(Saved data entries)
-- -- --

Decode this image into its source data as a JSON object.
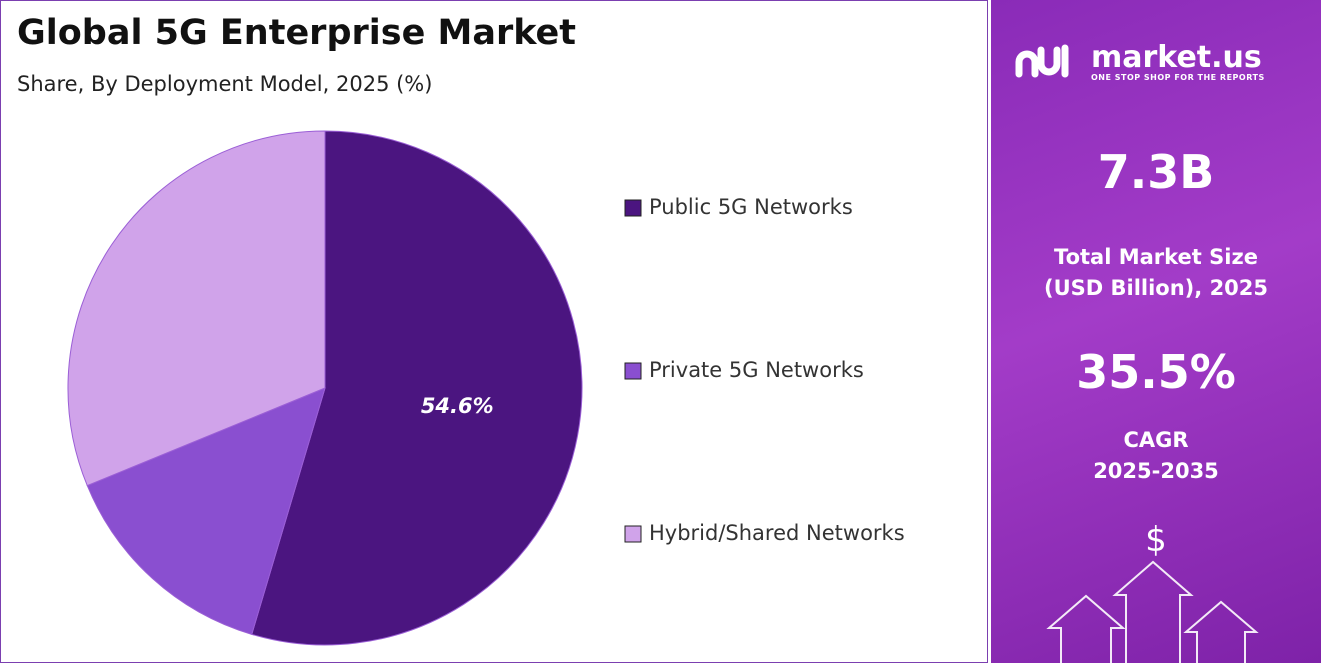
{
  "chart_data": {
    "type": "pie",
    "title": "Global 5G Enterprise Market",
    "subtitle": "Share, By Deployment Model, 2025 (%)",
    "categories": [
      "Public 5G Networks",
      "Private 5G Networks",
      "Hybrid/Shared Networks"
    ],
    "values": [
      54.6,
      14.2,
      31.2
    ],
    "value_labels": [
      "54.6%",
      null,
      null
    ],
    "colors": [
      "#4b1580",
      "#8a4fd0",
      "#d0a3ea"
    ]
  },
  "panel": {
    "brand": "market.us",
    "tagline": "ONE STOP SHOP FOR THE REPORTS",
    "market_size": "7.3B",
    "market_size_label": [
      "Total Market Size",
      "(USD Billion), 2025"
    ],
    "cagr": "35.5%",
    "cagr_label": [
      "CAGR",
      "2025-2035"
    ],
    "icon": "$"
  }
}
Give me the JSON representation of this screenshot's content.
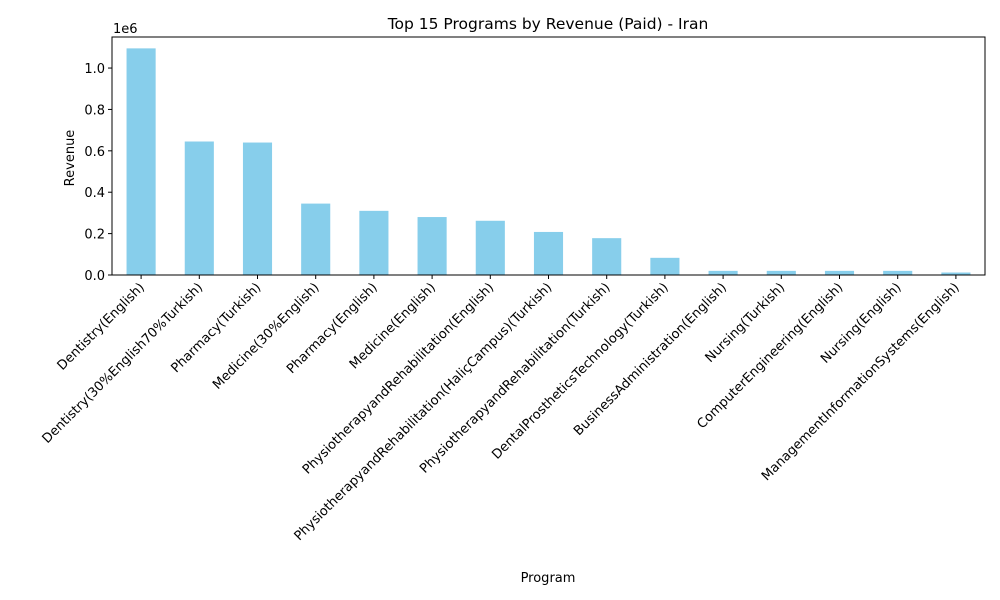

-- -- --

**DIRECTIONS:**
For the data above, state only how many lines include the word "this".

**REPLY TO THE EXERCISE:**
2